Entries in Macao Trading Co. (3)


The Payoff: Macao Trading Co.

Today, Frank Bruni bestowed one star on Macao Trading Co., once again cementing the perception that the rating means “mediocre,” not “good,” as the Times claims:

One of my companions put it best. “This…is a deeply silly restaurant.”

That’s what makes it sort of fun, and that’s what keeps it from being anything more than that. In the right mood, with the right stretch of the menu, lubricated by the right cocktails, and with the right tolerance for ear-decimating decibels, you can definitely enjoy Macao, in a minor way….

I think fewer New Yorkers these days are looking for restaurants that “ooze sex and decadence,” which is how the publicist explained the aim behind the erotica. But if New Yorkers are looking for croquettes that do that, Macao’s their place.

We and Eater both took the one-star bet, winning $3 on our hypothetical one-dollar bets.

Eater   NYJ
Bankroll $123.50   $144.67
Gain/Loss +3.00   +3.00
Total $126.50   $147.67
* * * * * * * * * * * * * * * * * * * * *
Won–Lost 56–25

Rolling the Dice: Macao Trading Co.

◆ **Information supplied**:

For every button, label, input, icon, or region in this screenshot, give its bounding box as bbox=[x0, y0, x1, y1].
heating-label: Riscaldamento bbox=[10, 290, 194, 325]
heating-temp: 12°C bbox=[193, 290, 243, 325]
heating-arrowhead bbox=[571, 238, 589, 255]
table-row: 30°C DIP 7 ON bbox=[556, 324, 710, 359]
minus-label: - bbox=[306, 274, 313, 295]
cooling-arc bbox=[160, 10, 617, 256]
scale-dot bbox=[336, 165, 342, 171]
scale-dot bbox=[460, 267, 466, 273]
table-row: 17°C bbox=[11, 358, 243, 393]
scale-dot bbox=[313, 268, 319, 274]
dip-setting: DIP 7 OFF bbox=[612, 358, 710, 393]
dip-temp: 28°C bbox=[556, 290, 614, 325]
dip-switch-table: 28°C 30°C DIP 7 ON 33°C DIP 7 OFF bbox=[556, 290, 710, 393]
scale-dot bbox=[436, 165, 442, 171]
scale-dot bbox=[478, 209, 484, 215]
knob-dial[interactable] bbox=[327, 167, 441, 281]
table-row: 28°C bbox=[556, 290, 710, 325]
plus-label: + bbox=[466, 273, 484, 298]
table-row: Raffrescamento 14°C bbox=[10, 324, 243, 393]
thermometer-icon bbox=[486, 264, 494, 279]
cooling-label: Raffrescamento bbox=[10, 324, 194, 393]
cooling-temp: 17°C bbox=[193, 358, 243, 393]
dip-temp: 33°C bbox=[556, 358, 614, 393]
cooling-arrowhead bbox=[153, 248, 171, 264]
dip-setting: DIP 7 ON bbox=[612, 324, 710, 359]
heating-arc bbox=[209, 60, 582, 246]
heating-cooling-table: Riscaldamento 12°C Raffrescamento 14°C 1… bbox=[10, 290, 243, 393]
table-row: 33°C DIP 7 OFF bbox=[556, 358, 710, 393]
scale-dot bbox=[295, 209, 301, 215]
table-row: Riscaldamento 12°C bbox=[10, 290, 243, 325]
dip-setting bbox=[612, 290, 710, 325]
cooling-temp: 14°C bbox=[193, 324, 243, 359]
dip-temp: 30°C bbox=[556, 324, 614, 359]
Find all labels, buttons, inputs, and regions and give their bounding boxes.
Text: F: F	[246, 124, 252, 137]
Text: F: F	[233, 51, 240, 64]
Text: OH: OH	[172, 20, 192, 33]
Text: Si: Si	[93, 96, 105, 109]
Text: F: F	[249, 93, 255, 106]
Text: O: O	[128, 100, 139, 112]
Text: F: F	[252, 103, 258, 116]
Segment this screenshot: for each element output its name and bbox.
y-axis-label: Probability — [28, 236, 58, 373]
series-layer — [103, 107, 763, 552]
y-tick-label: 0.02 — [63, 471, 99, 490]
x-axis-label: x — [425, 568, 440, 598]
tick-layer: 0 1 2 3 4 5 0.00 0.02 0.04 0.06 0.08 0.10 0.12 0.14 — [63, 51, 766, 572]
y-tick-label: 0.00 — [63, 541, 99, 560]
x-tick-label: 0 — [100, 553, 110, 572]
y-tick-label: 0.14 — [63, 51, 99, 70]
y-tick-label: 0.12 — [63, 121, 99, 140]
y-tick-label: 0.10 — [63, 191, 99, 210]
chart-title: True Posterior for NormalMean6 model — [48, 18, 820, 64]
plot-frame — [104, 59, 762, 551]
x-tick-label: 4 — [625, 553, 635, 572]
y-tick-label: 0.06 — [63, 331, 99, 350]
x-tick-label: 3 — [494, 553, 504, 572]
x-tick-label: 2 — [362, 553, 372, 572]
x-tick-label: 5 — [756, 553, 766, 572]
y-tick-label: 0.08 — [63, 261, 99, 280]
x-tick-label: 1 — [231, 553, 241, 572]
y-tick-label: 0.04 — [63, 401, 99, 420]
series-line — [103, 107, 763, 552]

◆ **What you are asked to do**: Write out everything from "That’s what makes" down to "Dice: Macao Trading Co." in the Macao Trading Co. post above, word for word.

◆ **Response to this exercise**:
That’s what makes it sort of fun, and that’s what keeps it from being anything more than that. In the right mood, with the right stretch of the menu, lubricated by the right cocktails, and with the right tolerance for ear-decimating decibels, you can definitely enjoy Macao, in a minor way….

I think fewer New Yorkers these days are looking for restaurants that “ooze sex and decadence,” which is how the publicist explained the aim behind the erotica. But if New Yorkers are looking for croquettes that do that, Macao’s their place.

We and Eater both took the one-star bet, winning $3 on our hypothetical one-dollar bets.

Eater   NYJ
Bankroll $123.50   $144.67
Gain/Loss +3.00   +3.00
Total $126.50   $147.67
* * * * * * * * * * * * * * * * * * * * *
Won–Lost 56–25

Rolling the Dice: Macao Trading Co.